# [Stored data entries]
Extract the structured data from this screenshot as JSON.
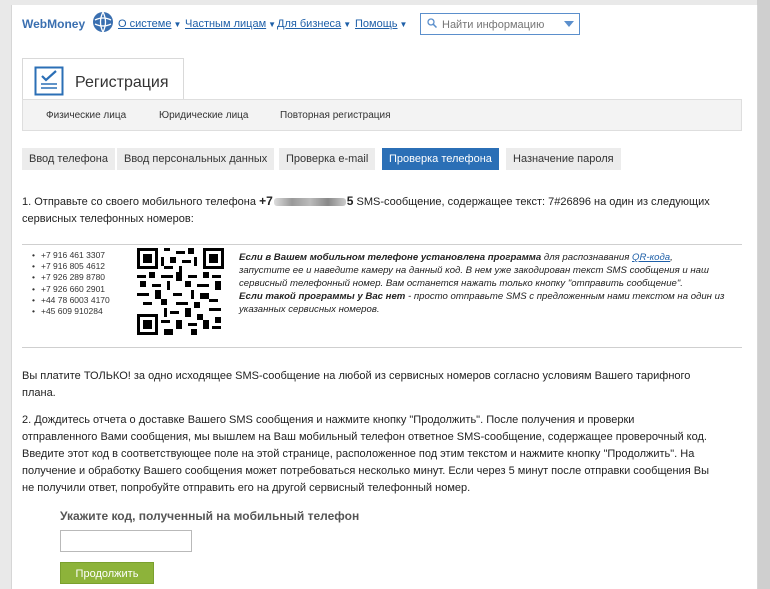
{
  "header": {
    "logo_text": "WebMoney",
    "nav": [
      {
        "label": "О системе"
      },
      {
        "label": "Частным лицам"
      },
      {
        "label": "Для бизнеса"
      },
      {
        "label": "Помощь"
      }
    ],
    "search": {
      "placeholder": "Найти информацию"
    }
  },
  "registration": {
    "title": "Регистрация",
    "subnav": [
      "Физические лица",
      "Юридические лица",
      "Повторная регистрация"
    ]
  },
  "steps": [
    {
      "label": "Ввод телефона",
      "active": false
    },
    {
      "label": "Ввод персональных данных",
      "active": false
    },
    {
      "label": "Проверка e-mail",
      "active": false
    },
    {
      "label": "Проверка телефона",
      "active": true
    },
    {
      "label": "Назначение пароля",
      "active": false
    }
  ],
  "instruction1": {
    "before": "1. Отправьте со своего мобильного телефона",
    "phone_prefix": "+7",
    "phone_suffix": "5",
    "after_line1": "SMS-сообщение, содержащее текст: 7#26896 на один из следующих",
    "line2": "сервисных телефонных номеров:"
  },
  "service_numbers": [
    "+7 916 461 3307",
    "+7 916 805 4612",
    "+7 926 289 8780",
    "+7 926 660 2901",
    "+44 78 6003 4170",
    "+45 609 910284"
  ],
  "qr_info": {
    "bold1": "Если в Вашем мобильном телефоне установлена программа",
    "text1a": "для распознавания",
    "link": "QR-кода",
    "text1b": ",",
    "line2": "запустите ее и наведите камеру на данный код. В нем уже закодирован текст SMS сообщения и наш",
    "line3": "сервисный телефонный номер. Вам останется нажать только кнопку \"отправить сообщение\".",
    "bold2": "Если такой программы у Вас нет",
    "text2": "- просто отправьте SMS с предложенным нами текстом на один из",
    "line5": "указанных сервисных номеров."
  },
  "payment_note": [
    "Вы платите ТОЛЬКО! за одно исходящее SMS-сообщение на любой из сервисных номеров согласно условиям Вашего тарифного",
    "плана."
  ],
  "instruction2": [
    "2. Дождитесь отчета о доставке Вашего SMS сообщения и нажмите кнопку \"Продолжить\". После получения и проверки",
    "отправленного Вами сообщения, мы вышлем на Ваш мобильный телефон ответное SMS-сообщение, содержащее проверочный код.",
    "Введите этот код в соответствующее поле на этой странице, расположенное под этим текстом и нажмите кнопку \"Продолжить\". На",
    "получение и обработку Вашего сообщения может потребоваться несколько минут. Если через 5 минут после отправки сообщения Вы",
    "не получили ответ, попробуйте отправить его на другой сервисный телефонный номер."
  ],
  "code_form": {
    "label": "Укажите код, полученный на мобильный телефон",
    "value": "",
    "submit_label": "Продолжить"
  },
  "colors": {
    "accent": "#2b6fb6",
    "link": "#1e5fa8",
    "button": "#8db33a"
  }
}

# [Stated goal]
Answer only with how many lines in the records include "Продолжить".

# [Worked solution]
3